● **Stored records**
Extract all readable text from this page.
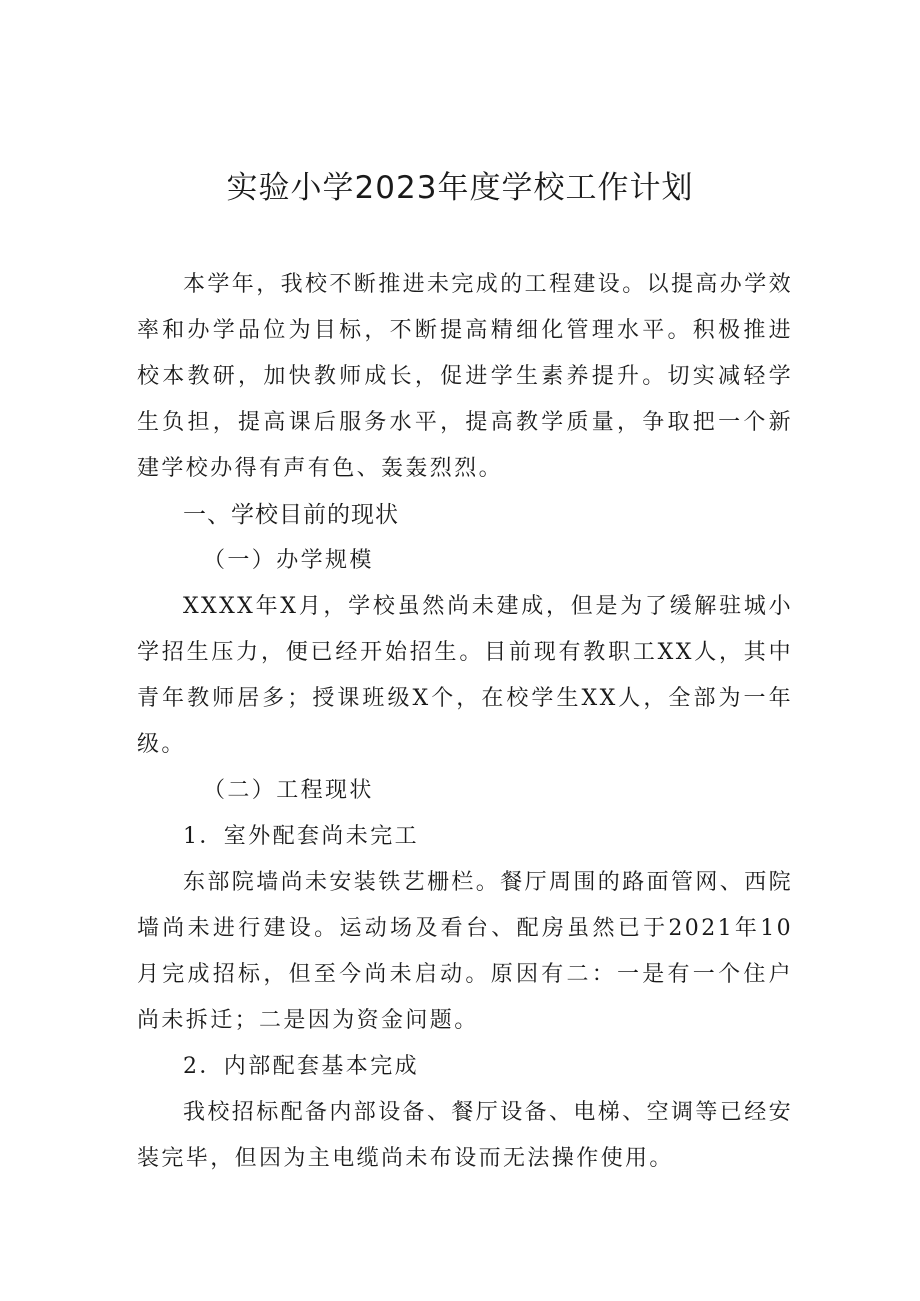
实验小学2023年度学校工作计划

本学年，我校不断推进未完成的工程建设。以提高办学效率和办学品位为目标，不断提高精细化管理水平。积极推进校本教研，加快教师成长，促进学生素养提升。切实减轻学生负担，提高课后服务水平，提高教学质量，争取把一个新建学校办得有声有色、轰轰烈烈。

一、学校目前的现状

（一）办学规模

XXXX年X月，学校虽然尚未建成，但是为了缓解驻城小学招生压力，便已经开始招生。目前现有教职工XX人，其中青年教师居多；授课班级X个，在校学生XX人，全部为一年级。

（二）工程现状

1．室外配套尚未完工

东部院墙尚未安装铁艺栅栏。餐厅周围的路面管网、西院墙尚未进行建设。运动场及看台、配房虽然已于2021年10月完成招标，但至今尚未启动。原因有二：一是有一个住户尚未拆迁；二是因为资金问题。

2．内部配套基本完成

我校招标配备内部设备、餐厅设备、电梯、空调等已经安装完毕，但因为主电缆尚未布设而无法操作使用。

● **To be done**
Give all the entries again exactly, dropping each picture.

● **The solution**
Extract all readable text from this page.
实验小学2023年度学校工作计划

本学年，我校不断推进未完成的工程建设。以提高办学效率和办学品位为目标，不断提高精细化管理水平。积极推进校本教研，加快教师成长，促进学生素养提升。切实减轻学生负担，提高课后服务水平，提高教学质量，争取把一个新建学校办得有声有色、轰轰烈烈。

一、学校目前的现状

（一）办学规模

XXXX年X月，学校虽然尚未建成，但是为了缓解驻城小学招生压力，便已经开始招生。目前现有教职工XX人，其中青年教师居多；授课班级X个，在校学生XX人，全部为一年级。

（二）工程现状

1．室外配套尚未完工

东部院墙尚未安装铁艺栅栏。餐厅周围的路面管网、西院墙尚未进行建设。运动场及看台、配房虽然已于2021年10月完成招标，但至今尚未启动。原因有二：一是有一个住户尚未拆迁；二是因为资金问题。

2．内部配套基本完成

我校招标配备内部设备、餐厅设备、电梯、空调等已经安装完毕，但因为主电缆尚未布设而无法操作使用。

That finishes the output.